***** Supplied information
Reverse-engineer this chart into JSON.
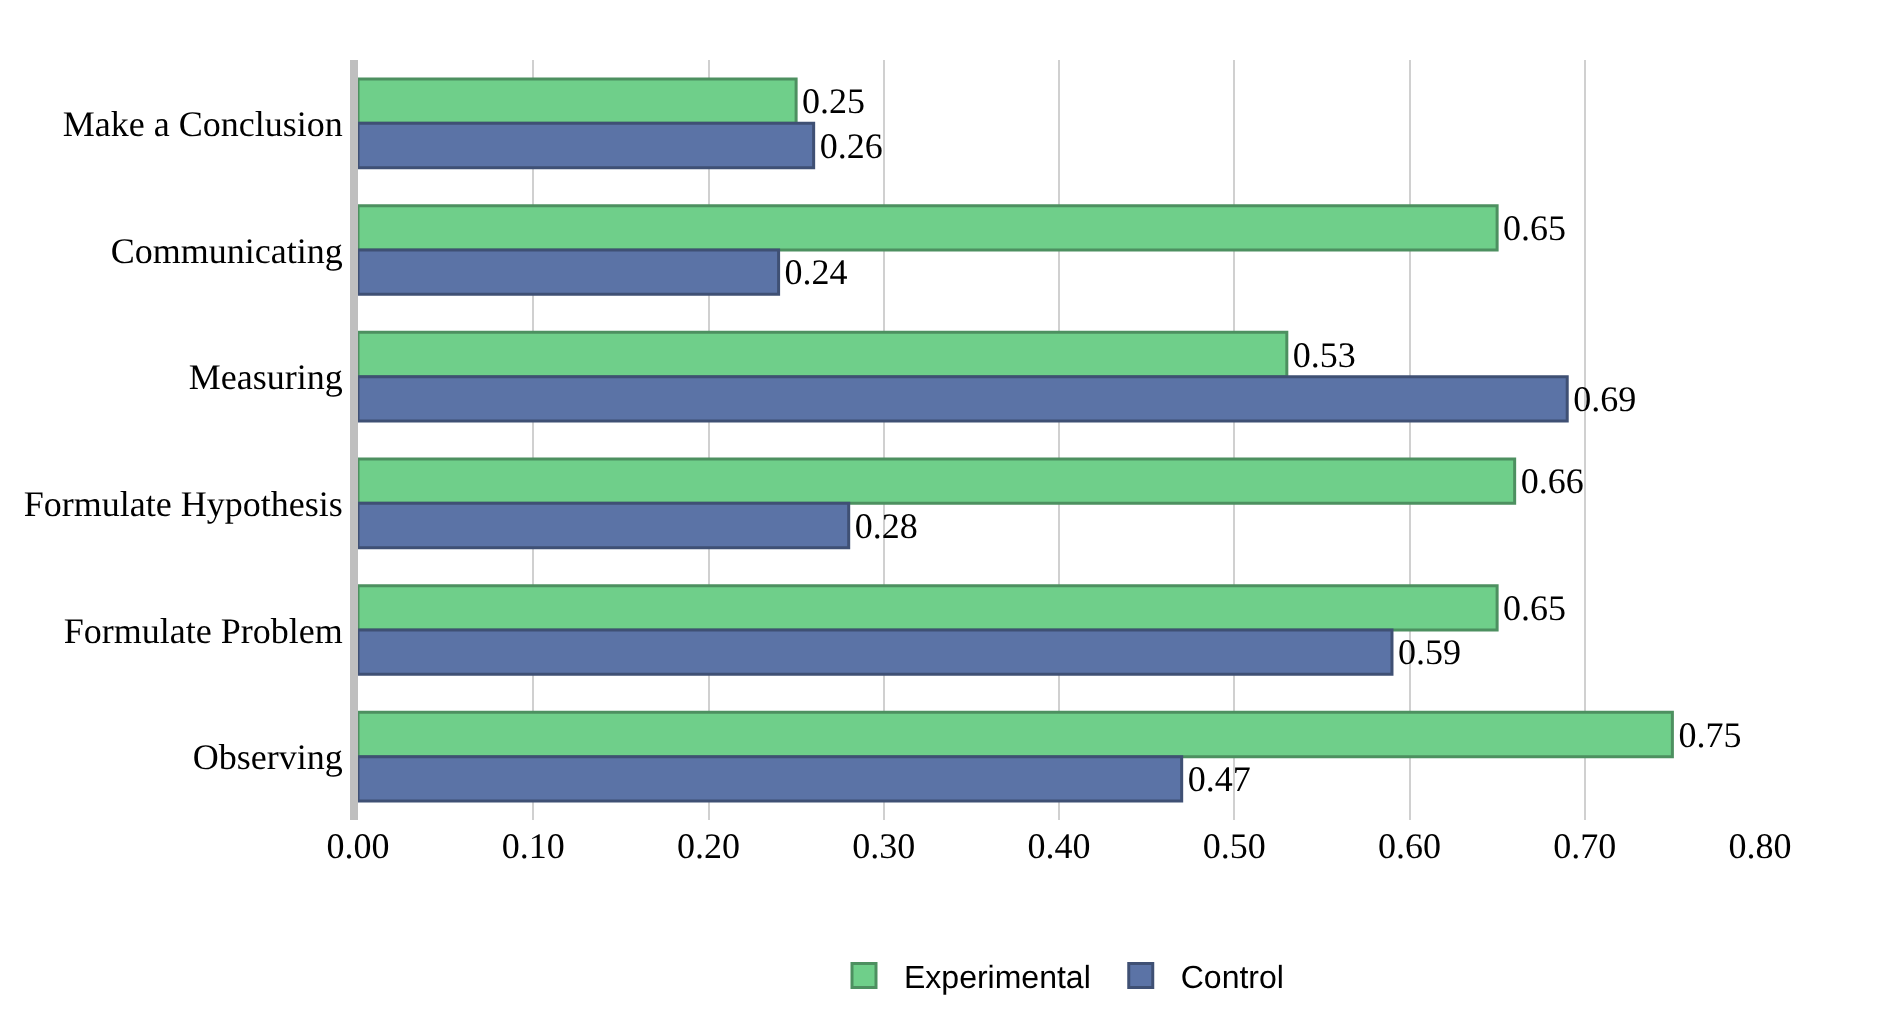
{
  "chart_data": {
    "type": "bar",
    "orientation": "horizontal",
    "categories": [
      "Make a Conclusion",
      "Communicating",
      "Measuring",
      "Formulate Hypothesis",
      "Formulate Problem",
      "Observing"
    ],
    "series": [
      {
        "name": "Experimental",
        "color": "#6fcf8a",
        "values": [
          0.25,
          0.65,
          0.53,
          0.66,
          0.65,
          0.75
        ]
      },
      {
        "name": "Control",
        "color": "#5b73a6",
        "values": [
          0.26,
          0.24,
          0.69,
          0.28,
          0.59,
          0.47
        ]
      }
    ],
    "xlim": [
      0,
      0.8
    ],
    "xticks": [
      {
        "value": 0,
        "label": "0.00"
      },
      {
        "value": 0.1,
        "label": "0.10"
      },
      {
        "value": 0.2,
        "label": "0.20"
      },
      {
        "value": 0.3,
        "label": "0.30"
      },
      {
        "value": 0.4,
        "label": "0.40"
      },
      {
        "value": 0.5,
        "label": "0.50"
      },
      {
        "value": 0.6,
        "label": "0.60"
      },
      {
        "value": 0.7,
        "label": "0.70"
      },
      {
        "value": 0.8,
        "label": "0.80"
      }
    ],
    "grid": "x",
    "legend": "bottom",
    "data_labels": true
  }
}
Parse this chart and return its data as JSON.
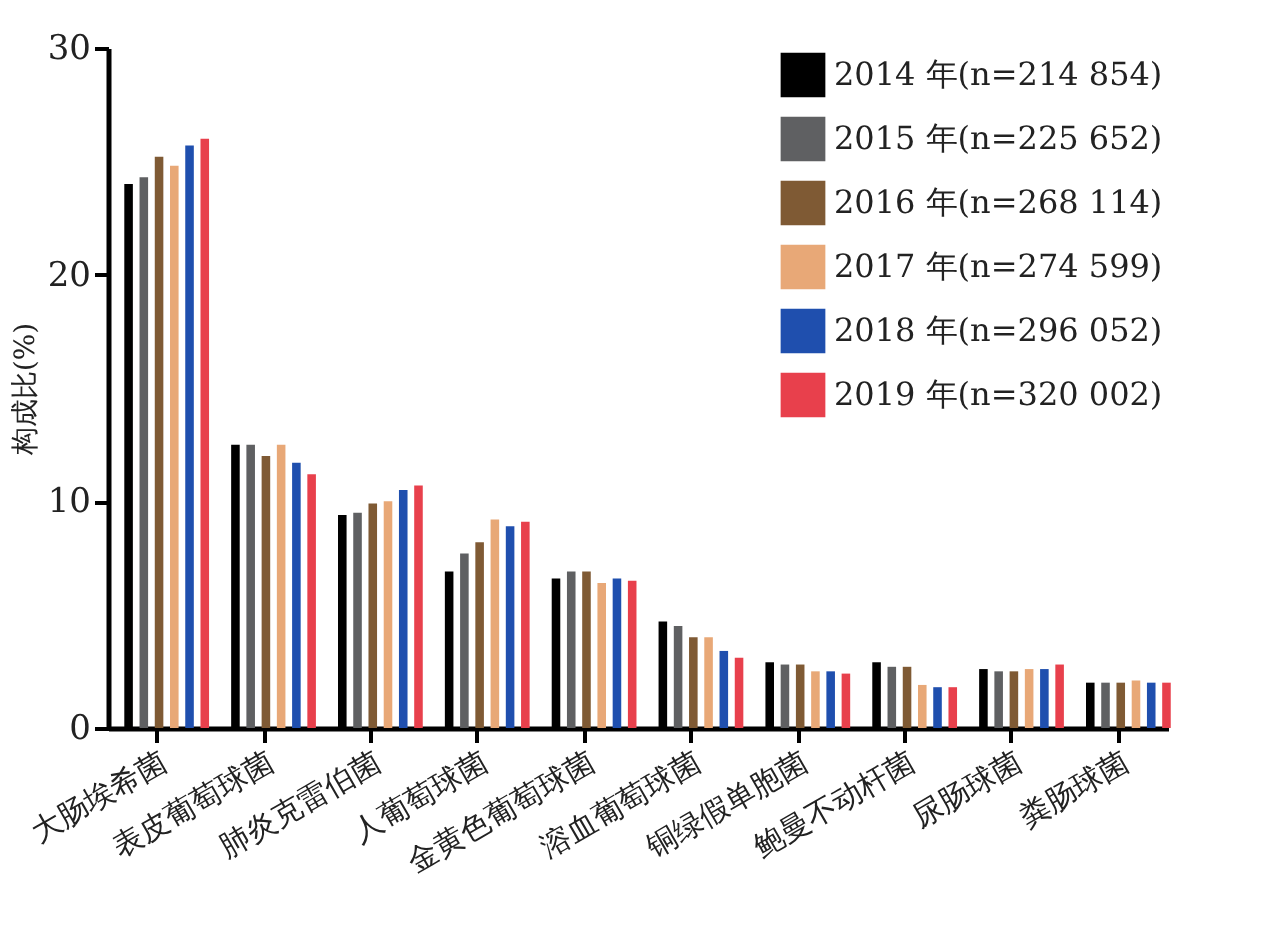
**********
_Instruction_
Return every line from the records above that holds the word "JSON".

_Answer to this problem_
Reverse-engineer this chart into JSON.
Parse this chart and return its data as JSON.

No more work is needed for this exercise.